Instructions for the task:
Give the number of lines below that contain the word "hemisphere", and nothing else.

───── Dataset entries ─────

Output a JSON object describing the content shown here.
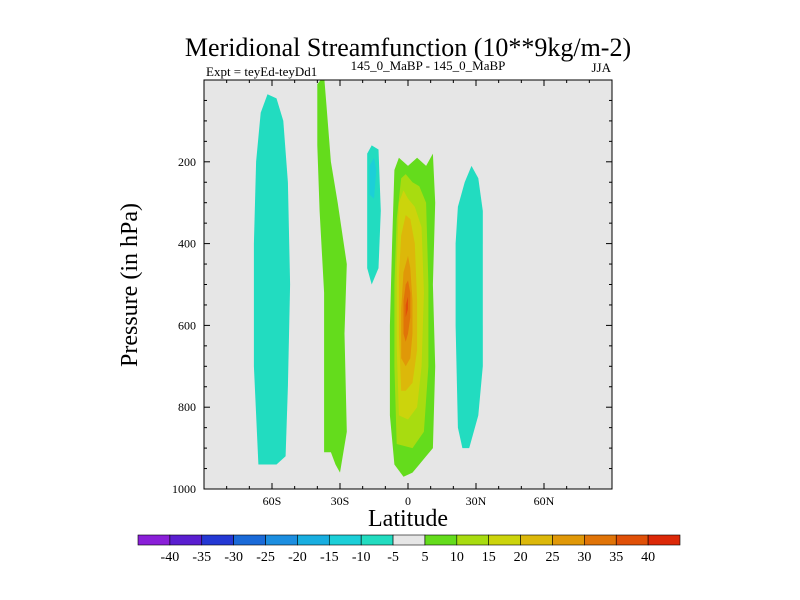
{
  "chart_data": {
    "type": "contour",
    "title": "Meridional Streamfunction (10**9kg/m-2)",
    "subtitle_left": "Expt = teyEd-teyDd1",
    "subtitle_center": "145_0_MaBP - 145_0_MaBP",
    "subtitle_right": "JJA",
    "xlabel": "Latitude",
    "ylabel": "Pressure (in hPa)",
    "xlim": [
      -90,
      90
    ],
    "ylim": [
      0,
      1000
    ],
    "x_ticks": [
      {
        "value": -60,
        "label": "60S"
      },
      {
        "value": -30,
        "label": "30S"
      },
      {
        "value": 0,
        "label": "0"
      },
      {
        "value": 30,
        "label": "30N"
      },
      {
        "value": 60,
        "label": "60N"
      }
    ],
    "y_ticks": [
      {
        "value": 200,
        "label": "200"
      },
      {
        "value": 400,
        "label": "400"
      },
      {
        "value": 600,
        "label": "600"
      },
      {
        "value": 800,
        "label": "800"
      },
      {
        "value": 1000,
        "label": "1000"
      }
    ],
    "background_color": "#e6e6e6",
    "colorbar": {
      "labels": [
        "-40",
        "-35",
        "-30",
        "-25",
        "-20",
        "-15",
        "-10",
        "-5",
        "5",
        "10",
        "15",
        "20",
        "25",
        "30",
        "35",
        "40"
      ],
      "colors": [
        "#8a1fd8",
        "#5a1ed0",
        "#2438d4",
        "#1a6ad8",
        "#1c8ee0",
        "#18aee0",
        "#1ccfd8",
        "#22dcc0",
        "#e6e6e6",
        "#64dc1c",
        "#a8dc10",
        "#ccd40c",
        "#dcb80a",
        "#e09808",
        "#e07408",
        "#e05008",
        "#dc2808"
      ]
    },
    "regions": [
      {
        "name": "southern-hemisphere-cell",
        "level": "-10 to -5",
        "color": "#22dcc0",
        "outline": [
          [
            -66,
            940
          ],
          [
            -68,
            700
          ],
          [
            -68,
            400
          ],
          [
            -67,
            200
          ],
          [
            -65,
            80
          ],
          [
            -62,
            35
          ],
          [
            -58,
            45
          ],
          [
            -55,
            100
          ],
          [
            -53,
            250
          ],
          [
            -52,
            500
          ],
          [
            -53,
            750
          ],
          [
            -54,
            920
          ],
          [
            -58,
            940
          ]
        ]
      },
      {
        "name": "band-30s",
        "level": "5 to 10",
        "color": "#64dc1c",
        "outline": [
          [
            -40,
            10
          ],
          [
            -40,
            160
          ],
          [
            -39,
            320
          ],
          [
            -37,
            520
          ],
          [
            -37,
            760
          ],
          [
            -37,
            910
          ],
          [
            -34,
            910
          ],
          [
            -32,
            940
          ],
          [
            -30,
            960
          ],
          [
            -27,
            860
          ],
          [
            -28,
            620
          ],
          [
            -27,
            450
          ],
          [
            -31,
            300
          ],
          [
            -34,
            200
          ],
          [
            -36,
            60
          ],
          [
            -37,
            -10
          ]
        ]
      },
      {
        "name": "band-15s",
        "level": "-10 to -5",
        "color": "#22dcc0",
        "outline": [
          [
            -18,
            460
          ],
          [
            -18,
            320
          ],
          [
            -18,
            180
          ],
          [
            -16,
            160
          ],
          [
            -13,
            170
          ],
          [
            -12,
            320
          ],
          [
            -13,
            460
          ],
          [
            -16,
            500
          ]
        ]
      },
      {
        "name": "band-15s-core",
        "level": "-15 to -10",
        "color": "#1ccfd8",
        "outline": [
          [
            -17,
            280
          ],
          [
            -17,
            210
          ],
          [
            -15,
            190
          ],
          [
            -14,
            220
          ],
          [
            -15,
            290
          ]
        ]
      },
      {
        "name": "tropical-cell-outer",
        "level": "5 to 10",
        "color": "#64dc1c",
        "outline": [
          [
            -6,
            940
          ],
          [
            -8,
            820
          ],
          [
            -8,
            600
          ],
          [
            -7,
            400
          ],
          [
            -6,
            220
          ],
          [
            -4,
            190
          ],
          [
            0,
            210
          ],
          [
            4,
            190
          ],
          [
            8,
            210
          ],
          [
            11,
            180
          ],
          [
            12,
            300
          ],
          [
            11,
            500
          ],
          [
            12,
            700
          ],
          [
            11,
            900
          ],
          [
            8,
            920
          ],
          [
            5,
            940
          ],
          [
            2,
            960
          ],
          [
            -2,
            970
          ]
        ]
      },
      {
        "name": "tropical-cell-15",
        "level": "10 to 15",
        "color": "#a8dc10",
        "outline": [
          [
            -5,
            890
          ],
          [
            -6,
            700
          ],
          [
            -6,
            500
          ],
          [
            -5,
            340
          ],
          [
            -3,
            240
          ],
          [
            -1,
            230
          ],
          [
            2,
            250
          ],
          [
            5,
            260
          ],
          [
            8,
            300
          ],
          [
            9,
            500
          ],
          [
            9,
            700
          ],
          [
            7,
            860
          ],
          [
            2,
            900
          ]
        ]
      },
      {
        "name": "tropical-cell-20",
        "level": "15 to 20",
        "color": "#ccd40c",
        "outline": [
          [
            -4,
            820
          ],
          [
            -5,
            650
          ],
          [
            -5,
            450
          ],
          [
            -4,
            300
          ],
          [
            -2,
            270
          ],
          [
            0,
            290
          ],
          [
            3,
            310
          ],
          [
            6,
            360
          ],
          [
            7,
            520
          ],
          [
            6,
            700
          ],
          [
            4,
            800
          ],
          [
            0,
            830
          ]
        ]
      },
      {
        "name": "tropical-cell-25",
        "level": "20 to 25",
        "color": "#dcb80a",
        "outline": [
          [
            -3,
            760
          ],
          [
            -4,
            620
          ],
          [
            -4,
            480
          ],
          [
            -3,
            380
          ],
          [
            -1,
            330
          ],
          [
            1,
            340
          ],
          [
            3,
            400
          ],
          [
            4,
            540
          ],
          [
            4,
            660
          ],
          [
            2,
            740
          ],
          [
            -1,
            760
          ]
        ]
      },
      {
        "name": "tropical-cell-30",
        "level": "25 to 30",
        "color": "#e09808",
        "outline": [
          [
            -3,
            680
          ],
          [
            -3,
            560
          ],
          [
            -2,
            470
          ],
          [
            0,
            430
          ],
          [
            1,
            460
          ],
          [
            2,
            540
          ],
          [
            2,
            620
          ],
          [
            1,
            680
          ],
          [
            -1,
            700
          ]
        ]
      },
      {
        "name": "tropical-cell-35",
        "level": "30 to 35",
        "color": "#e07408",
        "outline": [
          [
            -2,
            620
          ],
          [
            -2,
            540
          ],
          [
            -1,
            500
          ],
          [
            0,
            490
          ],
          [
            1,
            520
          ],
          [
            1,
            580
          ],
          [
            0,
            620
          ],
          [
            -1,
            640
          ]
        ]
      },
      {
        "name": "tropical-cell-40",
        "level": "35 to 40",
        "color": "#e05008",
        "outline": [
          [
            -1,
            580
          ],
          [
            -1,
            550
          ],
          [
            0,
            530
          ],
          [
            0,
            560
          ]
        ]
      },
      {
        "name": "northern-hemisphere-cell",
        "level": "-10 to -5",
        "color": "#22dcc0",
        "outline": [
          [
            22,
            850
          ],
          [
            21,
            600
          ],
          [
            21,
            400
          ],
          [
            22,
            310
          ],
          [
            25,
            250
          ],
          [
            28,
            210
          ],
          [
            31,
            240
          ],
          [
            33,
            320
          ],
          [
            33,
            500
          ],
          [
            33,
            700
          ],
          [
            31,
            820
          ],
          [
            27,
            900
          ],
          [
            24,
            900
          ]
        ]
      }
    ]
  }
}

─────

The solution:
2